(Your goal):
Each line should be copied exactly.

(Information provided):
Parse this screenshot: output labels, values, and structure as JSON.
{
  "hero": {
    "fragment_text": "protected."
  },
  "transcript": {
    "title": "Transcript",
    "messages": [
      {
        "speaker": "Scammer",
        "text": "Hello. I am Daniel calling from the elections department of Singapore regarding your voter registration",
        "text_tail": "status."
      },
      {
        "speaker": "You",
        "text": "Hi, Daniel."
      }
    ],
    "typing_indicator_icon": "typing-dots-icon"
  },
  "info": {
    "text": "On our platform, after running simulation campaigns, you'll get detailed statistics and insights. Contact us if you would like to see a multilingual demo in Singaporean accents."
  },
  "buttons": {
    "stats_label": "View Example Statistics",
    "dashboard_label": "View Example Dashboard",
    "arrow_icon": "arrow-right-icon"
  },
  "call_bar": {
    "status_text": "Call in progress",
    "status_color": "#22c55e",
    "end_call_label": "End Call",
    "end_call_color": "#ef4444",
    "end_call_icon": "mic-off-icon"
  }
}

(Reply):
Parse this screenshot: output labels, values, and structure as JSON.
{
  "hero": {
    "fragment_text": "protected."
  },
  "transcript": {
    "title": "Transcript",
    "messages": [
      {
        "speaker": "Scammer",
        "text": "Hello. I am Daniel calling from the elections department of Singapore regarding your voter registration",
        "text_tail": "status."
      },
      {
        "speaker": "You",
        "text": "Hi, Daniel."
      }
    ],
    "typing_indicator_icon": "typing-dots-icon"
  },
  "info": {
    "text": "On our platform, after running simulation campaigns, you'll get detailed statistics and insights. Contact us if you would like to see a multilingual demo in Singaporean accents."
  },
  "buttons": {
    "stats_label": "View Example Statistics",
    "dashboard_label": "View Example Dashboard",
    "arrow_icon": "arrow-right-icon"
  },
  "call_bar": {
    "status_text": "Call in progress",
    "status_color": "#22c55e",
    "end_call_label": "End Call",
    "end_call_color": "#ef4444",
    "end_call_icon": "mic-off-icon"
  }
}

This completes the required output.